WORK INSTRUCTIONS
Copy all the entries below exactly, but not the pictures.

DATA LISTING
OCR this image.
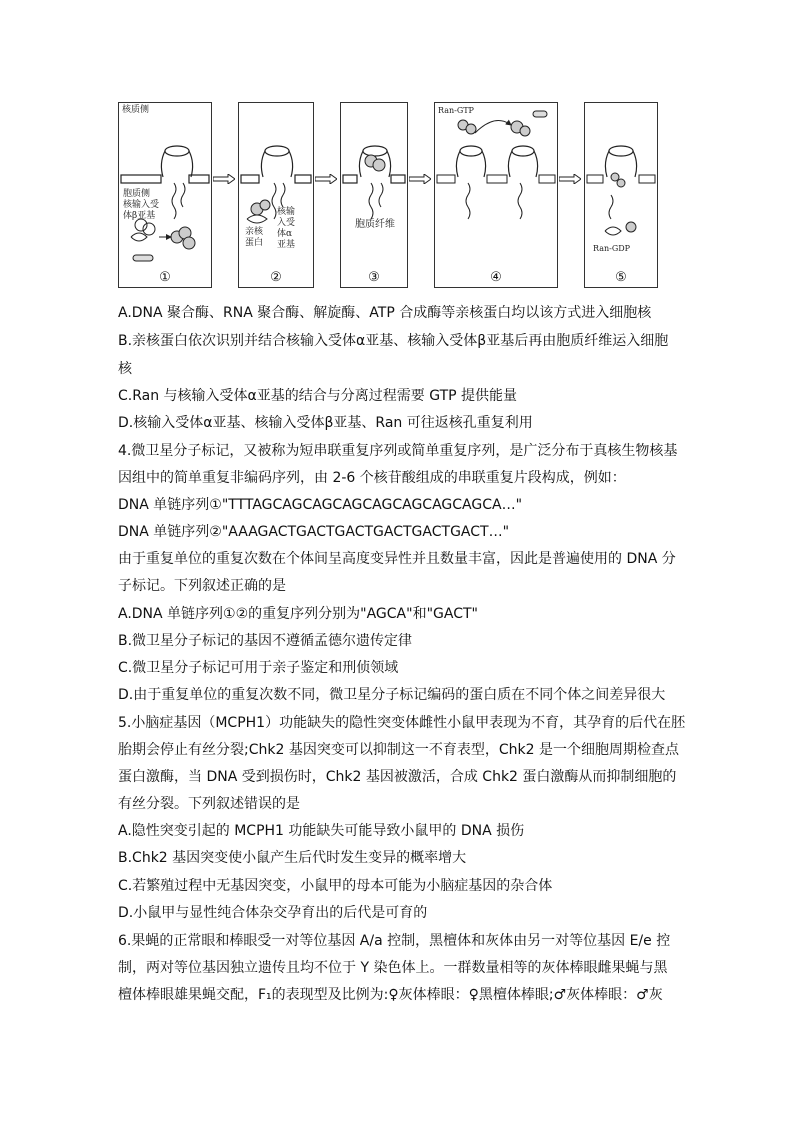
核质侧
胞质侧
核输入受
体β亚基
①
亲核
蛋白
核输
入受
体α
亚基
②
胞质纤维
③
Ran-GTP
④
Ran-GDP
⑤
A.DNA 聚合酶、RNA 聚合酶、解旋酶、ATP 合成酶等亲核蛋白均以该方式进入细胞核
B.亲核蛋白依次识别并结合核输入受体α亚基、核输入受体β亚基后再由胞质纤维运入细胞
核
C.Ran 与核输入受体α亚基的结合与分离过程需要 GTP 提供能量
D.核输入受体α亚基、核输入受体β亚基、Ran 可往返核孔重复利用
4.微卫星分子标记，又被称为短串联重复序列或简单重复序列，是广泛分布于真核生物核基
因组中的简单重复非编码序列，由 2-6 个核苷酸组成的串联重复片段构成，例如：
DNA 单链序列①"TTTAGCAGCAGCAGCAGCAGCAGCAGCA…"
DNA 单链序列②"AAAGACTGACTGACTGACTGACTGACT…"
由于重复单位的重复次数在个体间呈高度变异性并且数量丰富，因此是普遍使用的 DNA 分
子标记。下列叙述正确的是
A.DNA 单链序列①②的重复序列分别为"AGCA"和"GACT"
B.微卫星分子标记的基因不遵循孟德尔遗传定律
C.微卫星分子标记可用于亲子鉴定和刑侦领域
D.由于重复单位的重复次数不同，微卫星分子标记编码的蛋白质在不同个体之间差异很大
5.小脑症基因（MCPH1）功能缺失的隐性突变体雌性小鼠甲表现为不育，其孕育的后代在胚
胎期会停止有丝分裂;Chk2 基因突变可以抑制这一不育表型，Chk2 是一个细胞周期检查点
蛋白激酶，当 DNA 受到损伤时，Chk2 基因被激活，合成 Chk2 蛋白激酶从而抑制细胞的
有丝分裂。下列叙述错误的是
A.隐性突变引起的 MCPH1 功能缺失可能导致小鼠甲的 DNA 损伤
B.Chk2 基因突变使小鼠产生后代时发生变异的概率增大
C.若繁殖过程中无基因突变，小鼠甲的母本可能为小脑症基因的杂合体
D.小鼠甲与显性纯合体杂交孕育出的后代是可育的
6.果蝇的正常眼和棒眼受一对等位基因 A/a 控制，黑檀体和灰体由另一对等位基因 E/e 控
制，两对等位基因独立遗传且均不位于 Y 染色体上。一群数量相等的灰体棒眼雌果蝇与黑
檀体棒眼雄果蝇交配，F₁的表现型及比例为:♀灰体棒眼：♀黑檀体棒眼;♂灰体棒眼：♂灰
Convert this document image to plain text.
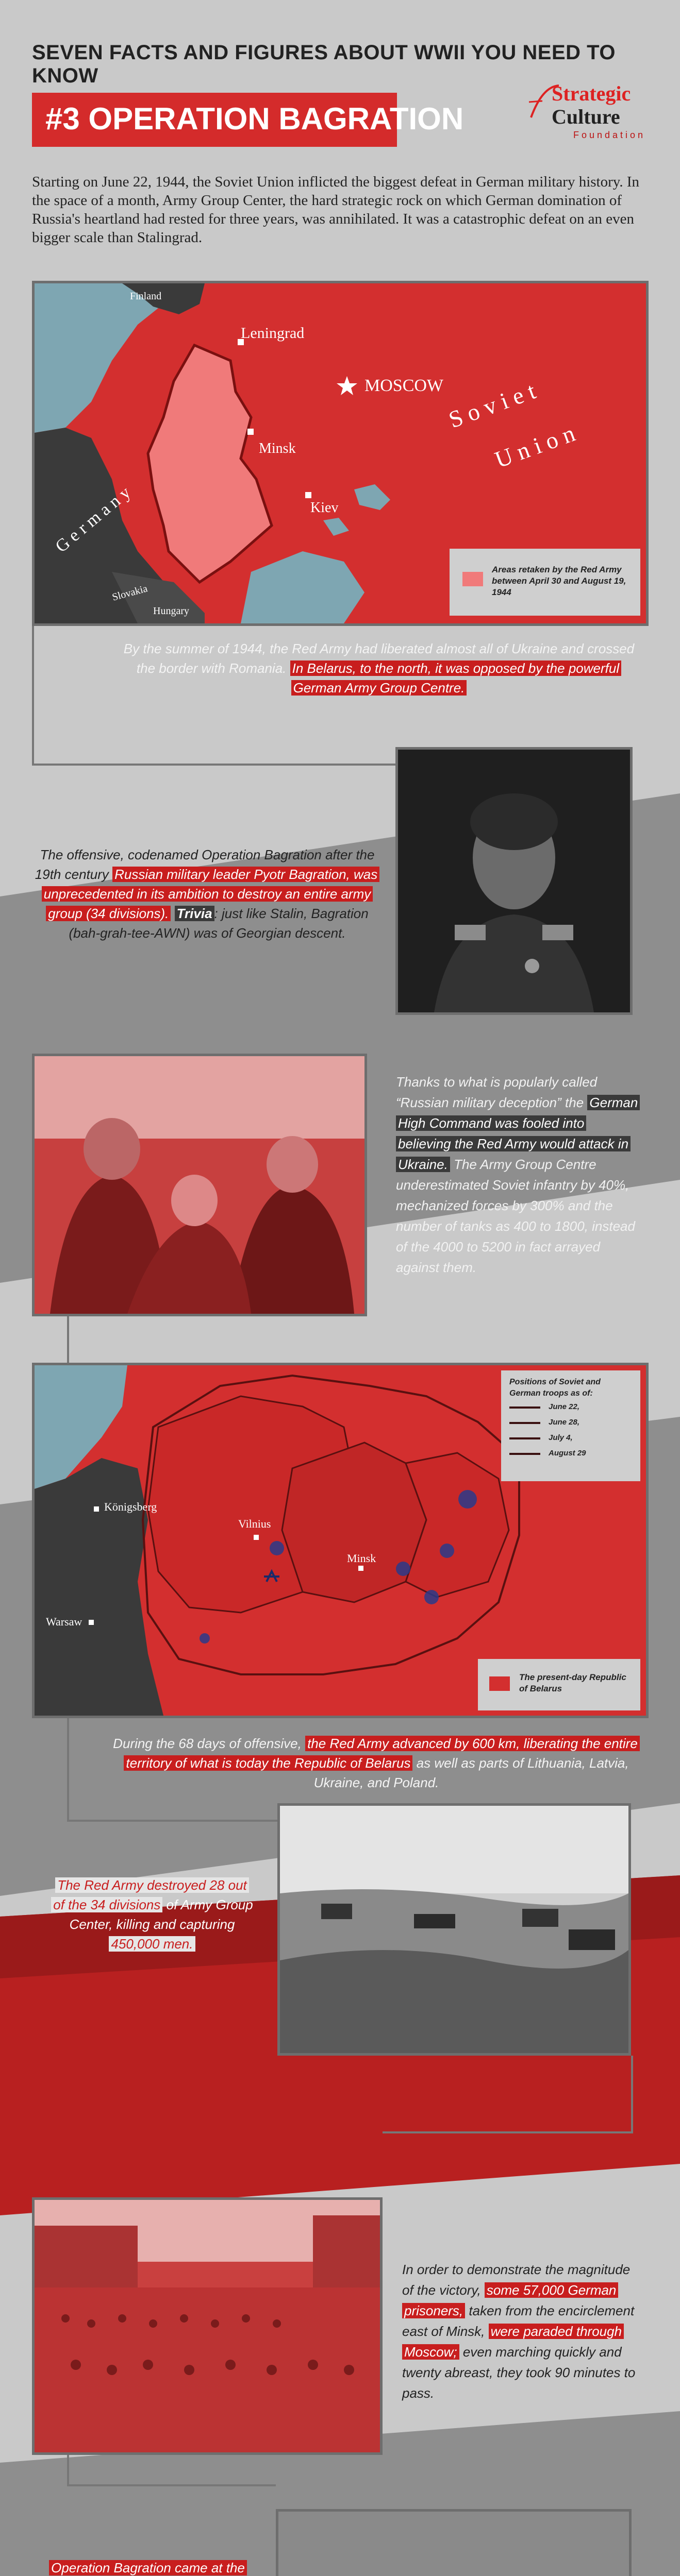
SEVEN FACTS AND FIGURES ABOUT WWII YOU NEED TO KNOW
#3 OPERATION BAGRATION
Strategic
Culture
Foundation
Starting on June 22, 1944, the Soviet Union inflicted the biggest defeat in German military history. In the space of a month, Army Group Center, the hard strategic rock on which German domination of Russia's heartland had rested for three years, was annihilated. It was a catastrophic defeat on an even bigger scale than Stalingrad.
Finland
Leningrad
MOSCOW S o v i e t
U n i o n
Minsk
Kiev
G e r m a n y
Slovakia
Hungary
Areas retaken by the Red Army between April 30 and August 19, 1944
By the summer of 1944, the Red Army had liberated almost all of Ukraine and crossed the border with Romania. In Belarus, to the north, it was opposed by the powerful German Army Group Centre.
The offensive, codenamed Operation Bagration after the 19th century Russian military leader Pyotr Bagration, was unprecedented in its ambition to destroy an entire army group (34 divisions). Trivia : just like Stalin, Bagration (bah-grah-tee-AWN) was of Georgian descent.
Thanks to what is popularly called “Russian military deception” the German High Command was fooled into believing the Red Army would attack in Ukraine. The Army Group Centre underestimated Soviet infantry by 40%, mechanized forces by 300% and the number of tanks as 400 to 1800, instead of the 4000 to 5200 in fact arrayed against them.
Königsberg
Vilnius
Minsk
Warsaw
Positions of Soviet and German troops as of:
June 22,
June 28,
July 4,
August 29
The present-day Republic of Belarus
During the 68 days of offensive, the Red Army advanced by 600 km, liberating the entire territory of what is today the Republic of Belarus as well as parts of Lithuania, Latvia, Ukraine, and Poland.
The Red Army destroyed 28 out of the 34 divisions of Army Group Center, killing and capturing 450,000 men.
In order to demonstrate the magnitude of the victory, some 57,000 German prisoners, taken from the encirclement east of Minsk, were paraded through Moscow; even marching quickly and twenty abreast, they took 90 minutes to pass.
Operation Bagration came at the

SOLUTION TO THIS EXERCISE
OCR this image.
核质侧
胞质侧
核输入受
体β亚基
①
亲核
蛋白
核输
入受
体α
亚基
②
胞质纤维
③
Ran-GTP
④
Ran-GDP
⑤
A.DNA 聚合酶、RNA 聚合酶、解旋酶、ATP 合成酶等亲核蛋白均以该方式进入细胞核
B.亲核蛋白依次识别并结合核输入受体α亚基、核输入受体β亚基后再由胞质纤维运入细胞
核
C.Ran 与核输入受体α亚基的结合与分离过程需要 GTP 提供能量
D.核输入受体α亚基、核输入受体β亚基、Ran 可往返核孔重复利用
4.微卫星分子标记，又被称为短串联重复序列或简单重复序列，是广泛分布于真核生物核基
因组中的简单重复非编码序列，由 2-6 个核苷酸组成的串联重复片段构成，例如：
DNA 单链序列①"TTTAGCAGCAGCAGCAGCAGCAGCAGCA…"
DNA 单链序列②"AAAGACTGACTGACTGACTGACTGACT…"
由于重复单位的重复次数在个体间呈高度变异性并且数量丰富，因此是普遍使用的 DNA 分
子标记。下列叙述正确的是
A.DNA 单链序列①②的重复序列分别为"AGCA"和"GACT"
B.微卫星分子标记的基因不遵循孟德尔遗传定律
C.微卫星分子标记可用于亲子鉴定和刑侦领域
D.由于重复单位的重复次数不同，微卫星分子标记编码的蛋白质在不同个体之间差异很大
5.小脑症基因（MCPH1）功能缺失的隐性突变体雌性小鼠甲表现为不育，其孕育的后代在胚
胎期会停止有丝分裂;Chk2 基因突变可以抑制这一不育表型，Chk2 是一个细胞周期检查点
蛋白激酶，当 DNA 受到损伤时，Chk2 基因被激活，合成 Chk2 蛋白激酶从而抑制细胞的
有丝分裂。下列叙述错误的是
A.隐性突变引起的 MCPH1 功能缺失可能导致小鼠甲的 DNA 损伤
B.Chk2 基因突变使小鼠产生后代时发生变异的概率增大
C.若繁殖过程中无基因突变，小鼠甲的母本可能为小脑症基因的杂合体
D.小鼠甲与显性纯合体杂交孕育出的后代是可育的
6.果蝇的正常眼和棒眼受一对等位基因 A/a 控制，黑檀体和灰体由另一对等位基因 E/e 控
制，两对等位基因独立遗传且均不位于 Y 染色体上。一群数量相等的灰体棒眼雌果蝇与黑
檀体棒眼雄果蝇交配，F₁的表现型及比例为:♀灰体棒眼：♀黑檀体棒眼;♂灰体棒眼：♂灰
Convert this document image to plain text.
SEVEN FACTS AND FIGURES ABOUT WWII YOU NEED TO KNOW
#3 OPERATION BAGRATION
Strategic
Culture
Foundation
Starting on June 22, 1944, the Soviet Union inflicted the biggest defeat in German military history. In the space of a month, Army Group Center, the hard strategic rock on which German domination of Russia's heartland had rested for three years, was annihilated. It was a catastrophic defeat on an even bigger scale than Stalingrad.
Finland
Leningrad
MOSCOW S o v i e t
U n i o n
Minsk
Kiev
G e r m a n y
Slovakia
Hungary
Areas retaken by the Red Army between April 30 and August 19, 1944
By the summer of 1944, the Red Army had liberated almost all of Ukraine and crossed the border with Romania. In Belarus, to the north, it was opposed by the powerful German Army Group Centre.
The offensive, codenamed Operation Bagration after the 19th century Russian military leader Pyotr Bagration, was unprecedented in its ambition to destroy an entire army group (34 divisions). Trivia : just like Stalin, Bagration (bah-grah-tee-AWN) was of Georgian descent.
Thanks to what is popularly called “Russian military deception” the German High Command was fooled into believing the Red Army would attack in Ukraine. The Army Group Centre underestimated Soviet infantry by 40%, mechanized forces by 300% and the number of tanks as 400 to 1800, instead of the 4000 to 5200 in fact arrayed against them.
Königsberg
Vilnius
Minsk
Warsaw
Positions of Soviet and German troops as of:
June 22,
June 28,
July 4,
August 29
The present-day Republic of Belarus
During the 68 days of offensive, the Red Army advanced by 600 km, liberating the entire territory of what is today the Republic of Belarus as well as parts of Lithuania, Latvia, Ukraine, and Poland.
The Red Army destroyed 28 out of the 34 divisions of Army Group Center, killing and capturing 450,000 men.
In order to demonstrate the magnitude of the victory, some 57,000 German prisoners, taken from the encirclement east of Minsk, were paraded through Moscow; even marching quickly and twenty abreast, they took 90 minutes to pass.
Operation Bagration came at the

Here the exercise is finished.